• TASK BRIEF: Using the material below, work out how many lines contain the word "specified". Reply with the number and nothing more.

**** DATASET RECORDS ****

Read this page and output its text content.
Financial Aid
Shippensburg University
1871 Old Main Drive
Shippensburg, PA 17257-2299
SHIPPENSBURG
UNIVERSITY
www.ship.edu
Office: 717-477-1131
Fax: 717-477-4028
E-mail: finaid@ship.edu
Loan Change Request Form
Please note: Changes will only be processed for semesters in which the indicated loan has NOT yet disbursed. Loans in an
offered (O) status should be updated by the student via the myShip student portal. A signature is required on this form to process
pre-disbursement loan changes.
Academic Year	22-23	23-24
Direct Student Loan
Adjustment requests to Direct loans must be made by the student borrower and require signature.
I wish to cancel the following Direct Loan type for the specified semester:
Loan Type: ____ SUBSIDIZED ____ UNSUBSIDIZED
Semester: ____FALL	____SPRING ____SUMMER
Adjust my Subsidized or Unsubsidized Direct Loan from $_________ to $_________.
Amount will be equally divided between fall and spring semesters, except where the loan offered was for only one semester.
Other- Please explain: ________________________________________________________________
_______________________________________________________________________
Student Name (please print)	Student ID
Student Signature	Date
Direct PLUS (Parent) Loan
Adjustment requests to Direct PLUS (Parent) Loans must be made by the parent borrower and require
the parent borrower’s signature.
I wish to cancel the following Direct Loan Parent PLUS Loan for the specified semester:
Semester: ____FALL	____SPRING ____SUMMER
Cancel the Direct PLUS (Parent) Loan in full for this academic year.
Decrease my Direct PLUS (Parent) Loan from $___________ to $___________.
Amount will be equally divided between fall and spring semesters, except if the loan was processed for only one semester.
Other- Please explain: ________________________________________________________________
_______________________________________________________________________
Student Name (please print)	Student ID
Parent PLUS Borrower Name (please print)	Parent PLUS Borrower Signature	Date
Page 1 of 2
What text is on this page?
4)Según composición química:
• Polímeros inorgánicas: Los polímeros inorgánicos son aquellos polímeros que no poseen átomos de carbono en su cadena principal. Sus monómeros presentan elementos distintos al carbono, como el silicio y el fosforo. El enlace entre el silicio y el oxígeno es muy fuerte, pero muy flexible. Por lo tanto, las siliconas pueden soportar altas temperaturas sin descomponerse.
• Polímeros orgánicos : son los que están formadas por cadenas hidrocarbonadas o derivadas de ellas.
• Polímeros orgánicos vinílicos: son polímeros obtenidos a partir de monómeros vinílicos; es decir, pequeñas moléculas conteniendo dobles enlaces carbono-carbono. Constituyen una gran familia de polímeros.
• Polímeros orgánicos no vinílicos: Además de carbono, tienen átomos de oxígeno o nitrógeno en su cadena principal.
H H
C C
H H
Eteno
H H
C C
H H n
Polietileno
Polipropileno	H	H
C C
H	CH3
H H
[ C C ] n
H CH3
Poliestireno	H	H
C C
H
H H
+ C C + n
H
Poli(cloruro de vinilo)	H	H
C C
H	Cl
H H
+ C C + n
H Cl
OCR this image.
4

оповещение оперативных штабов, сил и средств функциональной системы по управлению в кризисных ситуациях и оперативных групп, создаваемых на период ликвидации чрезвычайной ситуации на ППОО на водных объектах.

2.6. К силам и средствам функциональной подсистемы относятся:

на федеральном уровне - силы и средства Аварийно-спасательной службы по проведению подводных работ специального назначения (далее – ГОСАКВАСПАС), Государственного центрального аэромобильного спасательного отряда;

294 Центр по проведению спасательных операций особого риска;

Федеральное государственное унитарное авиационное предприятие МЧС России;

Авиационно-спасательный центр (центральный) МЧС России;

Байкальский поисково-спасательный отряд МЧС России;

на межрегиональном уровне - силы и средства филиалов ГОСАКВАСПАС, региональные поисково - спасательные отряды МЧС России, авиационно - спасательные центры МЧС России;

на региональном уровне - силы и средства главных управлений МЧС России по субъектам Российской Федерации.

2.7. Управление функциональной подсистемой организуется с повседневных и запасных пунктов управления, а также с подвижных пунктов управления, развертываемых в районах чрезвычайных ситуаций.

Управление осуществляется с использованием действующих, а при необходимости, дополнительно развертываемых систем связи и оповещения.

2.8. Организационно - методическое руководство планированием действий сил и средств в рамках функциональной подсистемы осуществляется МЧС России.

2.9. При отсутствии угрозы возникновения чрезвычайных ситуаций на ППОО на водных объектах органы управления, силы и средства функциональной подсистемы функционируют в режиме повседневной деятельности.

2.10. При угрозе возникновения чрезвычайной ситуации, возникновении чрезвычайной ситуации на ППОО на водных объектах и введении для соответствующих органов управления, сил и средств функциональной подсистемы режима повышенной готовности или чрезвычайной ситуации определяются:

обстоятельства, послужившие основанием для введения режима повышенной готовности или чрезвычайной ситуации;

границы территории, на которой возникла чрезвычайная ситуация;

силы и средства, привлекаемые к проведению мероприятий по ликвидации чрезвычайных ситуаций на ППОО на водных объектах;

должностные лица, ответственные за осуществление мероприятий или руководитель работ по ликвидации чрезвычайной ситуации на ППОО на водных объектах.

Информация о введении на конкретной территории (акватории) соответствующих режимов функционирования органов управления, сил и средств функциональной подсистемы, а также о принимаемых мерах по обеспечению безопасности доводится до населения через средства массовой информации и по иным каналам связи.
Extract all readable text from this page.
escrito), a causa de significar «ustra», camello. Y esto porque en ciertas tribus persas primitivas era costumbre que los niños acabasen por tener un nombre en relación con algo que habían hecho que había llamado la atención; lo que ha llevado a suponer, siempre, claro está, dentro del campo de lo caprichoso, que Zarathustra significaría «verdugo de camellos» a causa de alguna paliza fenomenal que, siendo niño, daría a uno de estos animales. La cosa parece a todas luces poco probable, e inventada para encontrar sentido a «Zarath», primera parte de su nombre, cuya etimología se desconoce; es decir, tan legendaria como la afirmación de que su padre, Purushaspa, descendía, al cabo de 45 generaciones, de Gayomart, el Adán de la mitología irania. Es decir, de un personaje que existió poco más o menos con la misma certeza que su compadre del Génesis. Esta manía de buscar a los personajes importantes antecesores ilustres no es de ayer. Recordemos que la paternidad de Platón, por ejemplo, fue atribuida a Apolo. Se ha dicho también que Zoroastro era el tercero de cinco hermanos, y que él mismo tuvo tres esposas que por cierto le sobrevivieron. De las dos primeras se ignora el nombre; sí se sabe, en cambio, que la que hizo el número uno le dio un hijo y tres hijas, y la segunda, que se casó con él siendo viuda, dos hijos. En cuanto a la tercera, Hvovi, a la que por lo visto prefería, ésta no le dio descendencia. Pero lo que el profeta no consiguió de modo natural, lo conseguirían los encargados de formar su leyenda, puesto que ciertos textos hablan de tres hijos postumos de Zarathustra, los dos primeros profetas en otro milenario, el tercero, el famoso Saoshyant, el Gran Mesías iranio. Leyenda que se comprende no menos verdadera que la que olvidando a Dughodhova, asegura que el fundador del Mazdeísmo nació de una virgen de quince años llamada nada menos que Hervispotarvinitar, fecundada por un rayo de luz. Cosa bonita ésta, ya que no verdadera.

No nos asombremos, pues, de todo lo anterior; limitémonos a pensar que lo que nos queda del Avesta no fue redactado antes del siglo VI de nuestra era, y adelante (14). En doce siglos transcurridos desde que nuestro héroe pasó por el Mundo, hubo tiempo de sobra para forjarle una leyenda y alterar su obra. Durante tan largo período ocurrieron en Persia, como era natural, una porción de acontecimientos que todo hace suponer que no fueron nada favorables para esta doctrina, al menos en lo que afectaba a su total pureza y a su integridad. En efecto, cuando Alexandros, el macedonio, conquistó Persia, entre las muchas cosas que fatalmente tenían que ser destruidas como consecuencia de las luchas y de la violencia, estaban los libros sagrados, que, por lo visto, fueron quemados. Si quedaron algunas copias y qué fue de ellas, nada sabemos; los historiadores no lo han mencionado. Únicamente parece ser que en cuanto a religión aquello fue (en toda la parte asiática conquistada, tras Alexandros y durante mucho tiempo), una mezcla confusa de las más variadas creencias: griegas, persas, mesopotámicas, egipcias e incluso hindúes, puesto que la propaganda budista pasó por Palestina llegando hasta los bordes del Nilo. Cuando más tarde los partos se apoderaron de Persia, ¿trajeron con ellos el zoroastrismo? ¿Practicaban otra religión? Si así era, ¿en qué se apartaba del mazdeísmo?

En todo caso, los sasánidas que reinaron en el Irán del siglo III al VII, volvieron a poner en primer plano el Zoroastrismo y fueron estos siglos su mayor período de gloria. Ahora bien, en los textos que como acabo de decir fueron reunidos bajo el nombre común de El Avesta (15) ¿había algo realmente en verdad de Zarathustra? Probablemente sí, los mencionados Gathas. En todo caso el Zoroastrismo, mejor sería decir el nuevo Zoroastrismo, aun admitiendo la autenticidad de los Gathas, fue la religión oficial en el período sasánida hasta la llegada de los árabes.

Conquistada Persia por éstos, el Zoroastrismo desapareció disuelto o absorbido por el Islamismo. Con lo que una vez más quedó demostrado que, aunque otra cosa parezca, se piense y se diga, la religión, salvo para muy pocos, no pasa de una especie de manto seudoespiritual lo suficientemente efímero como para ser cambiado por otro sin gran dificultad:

****

• RESULT: 2